§ **Aim of the exercise**
Reproduce the listing below without changes, except that pictures are left out.

───── Entries shown ─────

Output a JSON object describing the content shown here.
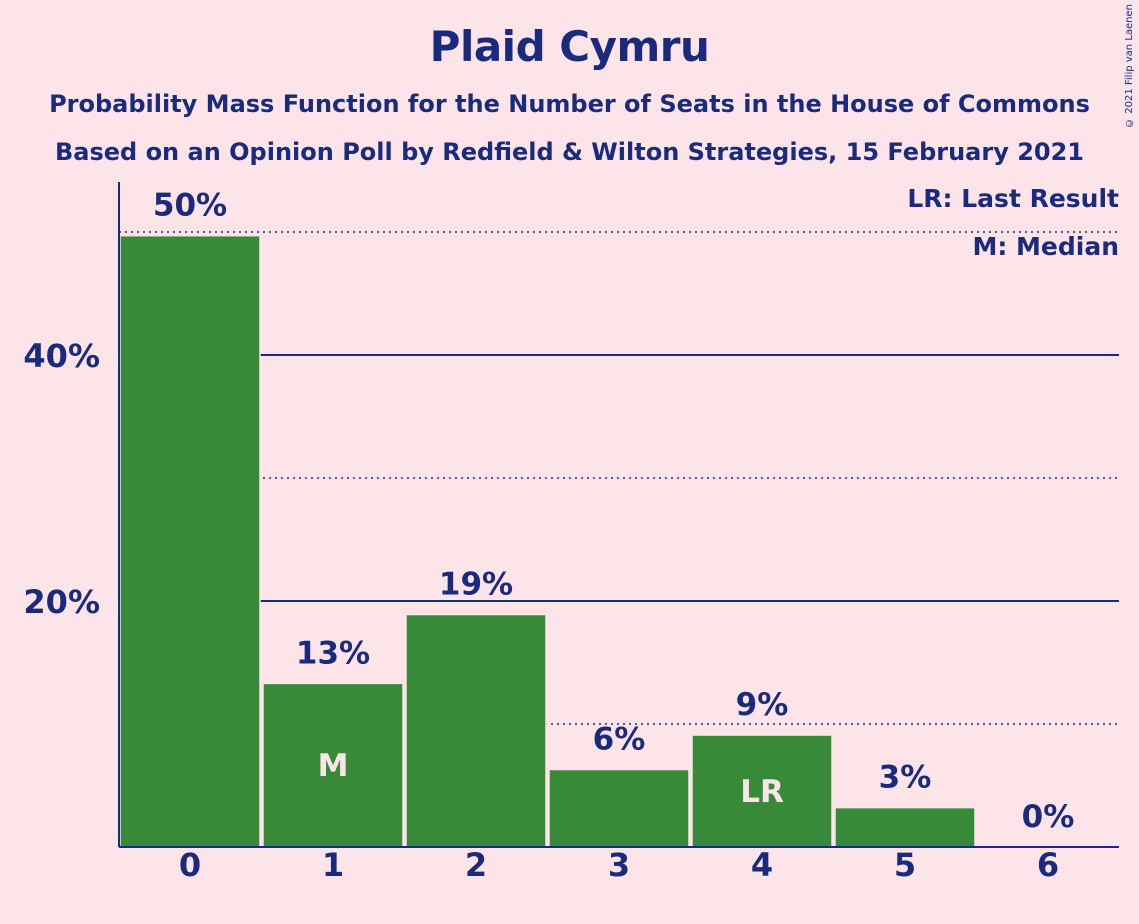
{
  "chart_data": {
    "type": "bar",
    "title": "Plaid Cymru",
    "subtitle": "Probability Mass Function for the Number of Seats in the House of Commons",
    "subtitle2": "Based on an Opinion Poll by Redfield & Wilton Strategies, 15 February 2021",
    "copyright": "© 2021 Filip van Laenen",
    "categories": [
      "0",
      "1",
      "2",
      "3",
      "4",
      "5",
      "6"
    ],
    "values": [
      49.7,
      13.3,
      18.9,
      6.3,
      9.1,
      3.2,
      0
    ],
    "value_labels": [
      "50%",
      "13%",
      "19%",
      "6%",
      "9%",
      "3%",
      "0%"
    ],
    "markers": {
      "1": "M",
      "4": "LR"
    },
    "yticks": [
      20,
      40
    ],
    "ytick_labels": [
      "20%",
      "40%"
    ],
    "ylim": [
      0,
      54
    ],
    "gridlines_solid": [
      20,
      40
    ],
    "gridlines_dotted": [
      10,
      30,
      50
    ],
    "legend": [
      "LR: Last Result",
      "M: Median"
    ],
    "legend_position": "top-right",
    "colors": {
      "bar": "#368a38",
      "text": "#1a2a7c",
      "background": "#fce4e8"
    }
  }
}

─────

§ **Solution for this exercise**
Output a JSON object describing the content shown here.
{
  "chart_data": {
    "type": "bar",
    "title": "Plaid Cymru",
    "subtitle": "Probability Mass Function for the Number of Seats in the House of Commons",
    "subtitle2": "Based on an Opinion Poll by Redfield & Wilton Strategies, 15 February 2021",
    "copyright": "© 2021 Filip van Laenen",
    "categories": [
      "0",
      "1",
      "2",
      "3",
      "4",
      "5",
      "6"
    ],
    "values": [
      49.7,
      13.3,
      18.9,
      6.3,
      9.1,
      3.2,
      0
    ],
    "value_labels": [
      "50%",
      "13%",
      "19%",
      "6%",
      "9%",
      "3%",
      "0%"
    ],
    "markers": {
      "1": "M",
      "4": "LR"
    },
    "yticks": [
      20,
      40
    ],
    "ytick_labels": [
      "20%",
      "40%"
    ],
    "ylim": [
      0,
      54
    ],
    "gridlines_solid": [
      20,
      40
    ],
    "gridlines_dotted": [
      10,
      30,
      50
    ],
    "legend": [
      "LR: Last Result",
      "M: Median"
    ],
    "legend_position": "top-right",
    "colors": {
      "bar": "#368a38",
      "text": "#1a2a7c",
      "background": "#fce4e8"
    }
  }
}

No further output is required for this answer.